> [Given data]:
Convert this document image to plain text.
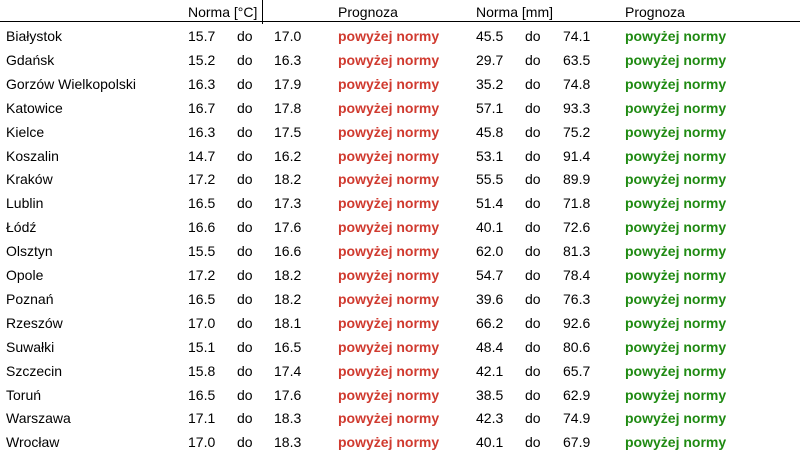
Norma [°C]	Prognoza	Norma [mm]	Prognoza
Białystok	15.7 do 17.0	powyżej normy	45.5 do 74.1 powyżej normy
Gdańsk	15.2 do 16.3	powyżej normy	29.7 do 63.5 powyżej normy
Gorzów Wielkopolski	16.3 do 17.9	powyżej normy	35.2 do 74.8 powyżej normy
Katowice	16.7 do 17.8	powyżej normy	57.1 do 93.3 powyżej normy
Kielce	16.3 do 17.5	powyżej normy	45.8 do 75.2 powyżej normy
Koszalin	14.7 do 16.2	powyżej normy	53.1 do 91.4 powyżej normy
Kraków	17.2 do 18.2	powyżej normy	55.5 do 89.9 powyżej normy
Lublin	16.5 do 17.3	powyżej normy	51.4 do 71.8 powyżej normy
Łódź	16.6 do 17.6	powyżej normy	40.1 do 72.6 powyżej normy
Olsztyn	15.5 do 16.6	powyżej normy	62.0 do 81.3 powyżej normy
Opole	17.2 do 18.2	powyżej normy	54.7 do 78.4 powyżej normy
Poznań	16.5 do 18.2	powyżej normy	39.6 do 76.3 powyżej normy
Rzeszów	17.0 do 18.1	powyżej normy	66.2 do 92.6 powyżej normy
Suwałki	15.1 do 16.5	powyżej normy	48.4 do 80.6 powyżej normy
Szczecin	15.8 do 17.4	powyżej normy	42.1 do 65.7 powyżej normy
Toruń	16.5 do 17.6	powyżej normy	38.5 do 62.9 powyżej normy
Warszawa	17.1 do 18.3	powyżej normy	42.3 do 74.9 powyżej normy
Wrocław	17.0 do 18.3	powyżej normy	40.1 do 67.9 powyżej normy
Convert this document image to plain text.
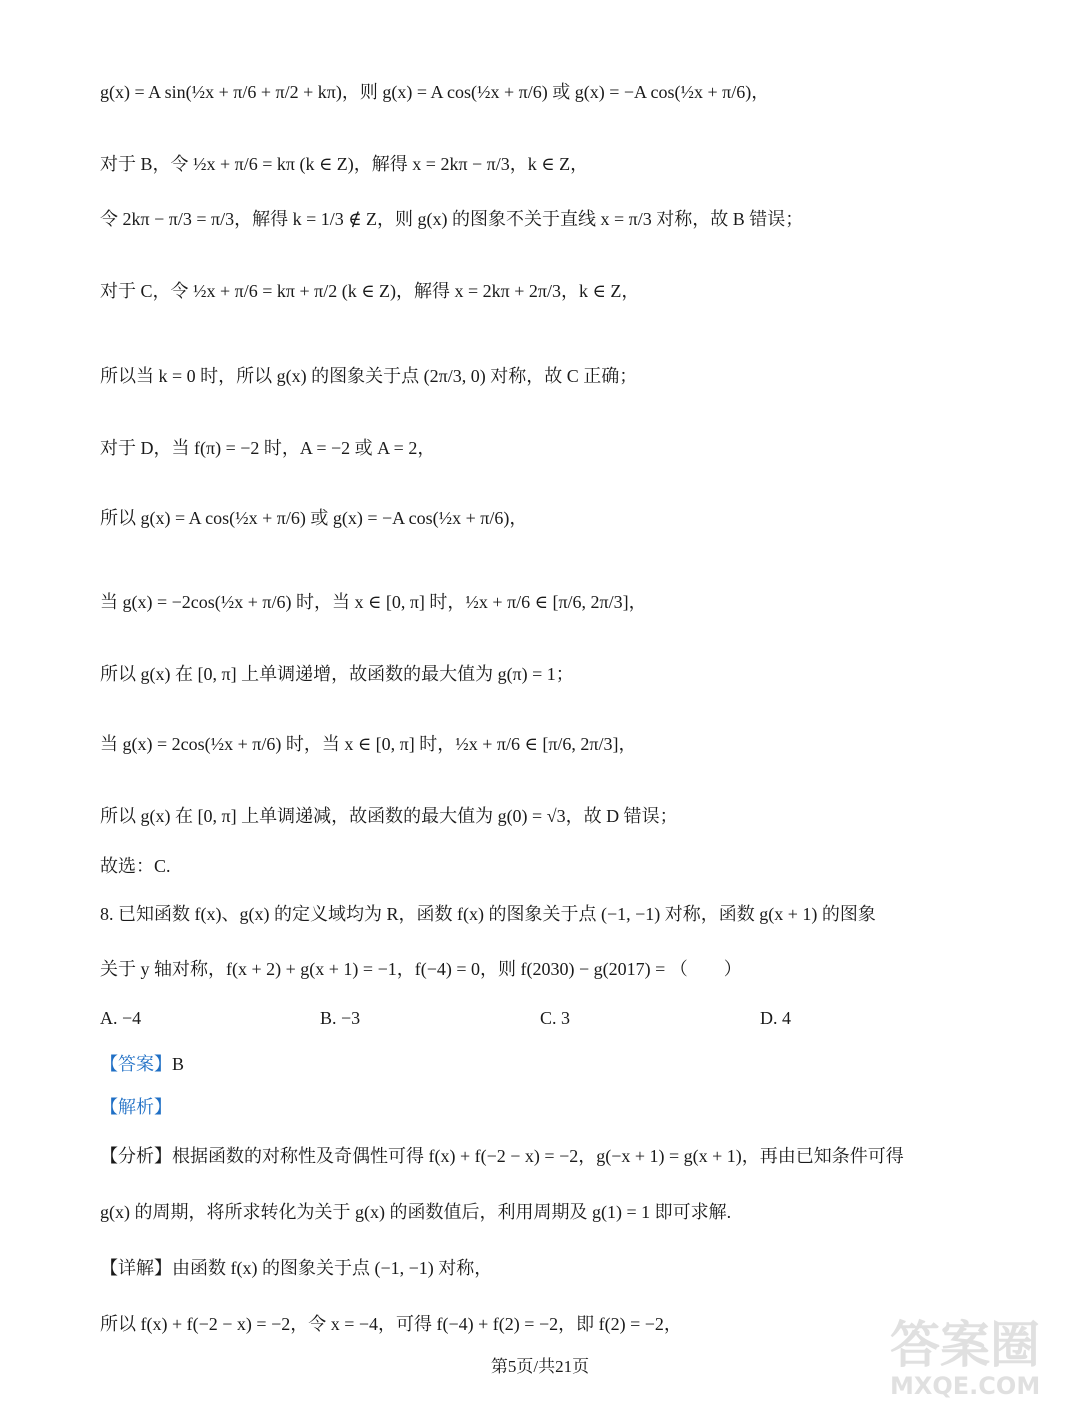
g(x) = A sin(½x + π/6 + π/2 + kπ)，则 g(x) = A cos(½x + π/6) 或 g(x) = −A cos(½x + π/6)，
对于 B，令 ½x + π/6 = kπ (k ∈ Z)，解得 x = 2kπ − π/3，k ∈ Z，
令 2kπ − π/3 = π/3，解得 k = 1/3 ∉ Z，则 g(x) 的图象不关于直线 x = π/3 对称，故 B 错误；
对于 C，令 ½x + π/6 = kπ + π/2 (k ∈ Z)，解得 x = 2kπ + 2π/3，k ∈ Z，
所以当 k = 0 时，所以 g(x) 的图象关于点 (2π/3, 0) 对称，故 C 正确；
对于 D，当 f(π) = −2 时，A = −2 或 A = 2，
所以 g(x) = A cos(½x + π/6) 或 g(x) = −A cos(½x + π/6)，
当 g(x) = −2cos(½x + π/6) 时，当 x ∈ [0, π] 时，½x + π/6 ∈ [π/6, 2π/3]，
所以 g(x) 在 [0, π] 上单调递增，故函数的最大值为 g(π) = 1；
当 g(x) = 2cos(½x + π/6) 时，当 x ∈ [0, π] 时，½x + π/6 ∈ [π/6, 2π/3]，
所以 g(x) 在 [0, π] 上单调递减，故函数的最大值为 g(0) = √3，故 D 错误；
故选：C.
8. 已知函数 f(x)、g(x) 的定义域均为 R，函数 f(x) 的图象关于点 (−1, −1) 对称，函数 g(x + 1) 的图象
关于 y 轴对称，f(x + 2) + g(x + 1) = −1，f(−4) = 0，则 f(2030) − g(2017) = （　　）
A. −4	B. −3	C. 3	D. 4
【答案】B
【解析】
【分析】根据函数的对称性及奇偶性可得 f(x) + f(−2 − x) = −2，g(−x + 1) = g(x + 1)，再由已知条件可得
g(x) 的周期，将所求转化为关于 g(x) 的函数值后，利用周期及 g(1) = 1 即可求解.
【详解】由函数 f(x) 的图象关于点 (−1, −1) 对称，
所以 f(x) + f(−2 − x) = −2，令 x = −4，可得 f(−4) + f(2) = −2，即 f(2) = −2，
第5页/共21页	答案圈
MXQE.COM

> [Directions for this task]: Give the data above again in full and unchanged, skipping the pictures.

> [Answer to the exercise]:
Convert this document image to plain text.
Norma [°C]	Prognoza	Norma [mm]	Prognoza
Białystok	15.7 do 17.0	powyżej normy	45.5 do 74.1 powyżej normy
Gdańsk	15.2 do 16.3	powyżej normy	29.7 do 63.5 powyżej normy
Gorzów Wielkopolski	16.3 do 17.9	powyżej normy	35.2 do 74.8 powyżej normy
Katowice	16.7 do 17.8	powyżej normy	57.1 do 93.3 powyżej normy
Kielce	16.3 do 17.5	powyżej normy	45.8 do 75.2 powyżej normy
Koszalin	14.7 do 16.2	powyżej normy	53.1 do 91.4 powyżej normy
Kraków	17.2 do 18.2	powyżej normy	55.5 do 89.9 powyżej normy
Lublin	16.5 do 17.3	powyżej normy	51.4 do 71.8 powyżej normy
Łódź	16.6 do 17.6	powyżej normy	40.1 do 72.6 powyżej normy
Olsztyn	15.5 do 16.6	powyżej normy	62.0 do 81.3 powyżej normy
Opole	17.2 do 18.2	powyżej normy	54.7 do 78.4 powyżej normy
Poznań	16.5 do 18.2	powyżej normy	39.6 do 76.3 powyżej normy
Rzeszów	17.0 do 18.1	powyżej normy	66.2 do 92.6 powyżej normy
Suwałki	15.1 do 16.5	powyżej normy	48.4 do 80.6 powyżej normy
Szczecin	15.8 do 17.4	powyżej normy	42.1 do 65.7 powyżej normy
Toruń	16.5 do 17.6	powyżej normy	38.5 do 62.9 powyżej normy
Warszawa	17.1 do 18.3	powyżej normy	42.3 do 74.9 powyżej normy
Wrocław	17.0 do 18.3	powyżej normy	40.1 do 67.9 powyżej normy
Convert this document image to plain text.
g(x) = A sin(½x + π/6 + π/2 + kπ)，则 g(x) = A cos(½x + π/6) 或 g(x) = −A cos(½x + π/6)，
对于 B，令 ½x + π/6 = kπ (k ∈ Z)，解得 x = 2kπ − π/3，k ∈ Z，
令 2kπ − π/3 = π/3，解得 k = 1/3 ∉ Z，则 g(x) 的图象不关于直线 x = π/3 对称，故 B 错误；
对于 C，令 ½x + π/6 = kπ + π/2 (k ∈ Z)，解得 x = 2kπ + 2π/3，k ∈ Z，
所以当 k = 0 时，所以 g(x) 的图象关于点 (2π/3, 0) 对称，故 C 正确；
对于 D，当 f(π) = −2 时，A = −2 或 A = 2，
所以 g(x) = A cos(½x + π/6) 或 g(x) = −A cos(½x + π/6)，
当 g(x) = −2cos(½x + π/6) 时，当 x ∈ [0, π] 时，½x + π/6 ∈ [π/6, 2π/3]，
所以 g(x) 在 [0, π] 上单调递增，故函数的最大值为 g(π) = 1；
当 g(x) = 2cos(½x + π/6) 时，当 x ∈ [0, π] 时，½x + π/6 ∈ [π/6, 2π/3]，
所以 g(x) 在 [0, π] 上单调递减，故函数的最大值为 g(0) = √3，故 D 错误；
故选：C.
8. 已知函数 f(x)、g(x) 的定义域均为 R，函数 f(x) 的图象关于点 (−1, −1) 对称，函数 g(x + 1) 的图象
关于 y 轴对称，f(x + 2) + g(x + 1) = −1，f(−4) = 0，则 f(2030) − g(2017) = （　　）
A. −4	B. −3	C. 3	D. 4
【答案】B
【解析】
【分析】根据函数的对称性及奇偶性可得 f(x) + f(−2 − x) = −2，g(−x + 1) = g(x + 1)，再由已知条件可得
g(x) 的周期，将所求转化为关于 g(x) 的函数值后，利用周期及 g(1) = 1 即可求解.
【详解】由函数 f(x) 的图象关于点 (−1, −1) 对称，
所以 f(x) + f(−2 − x) = −2，令 x = −4，可得 f(−4) + f(2) = −2，即 f(2) = −2，
第5页/共21页	答案圈
MXQE.COM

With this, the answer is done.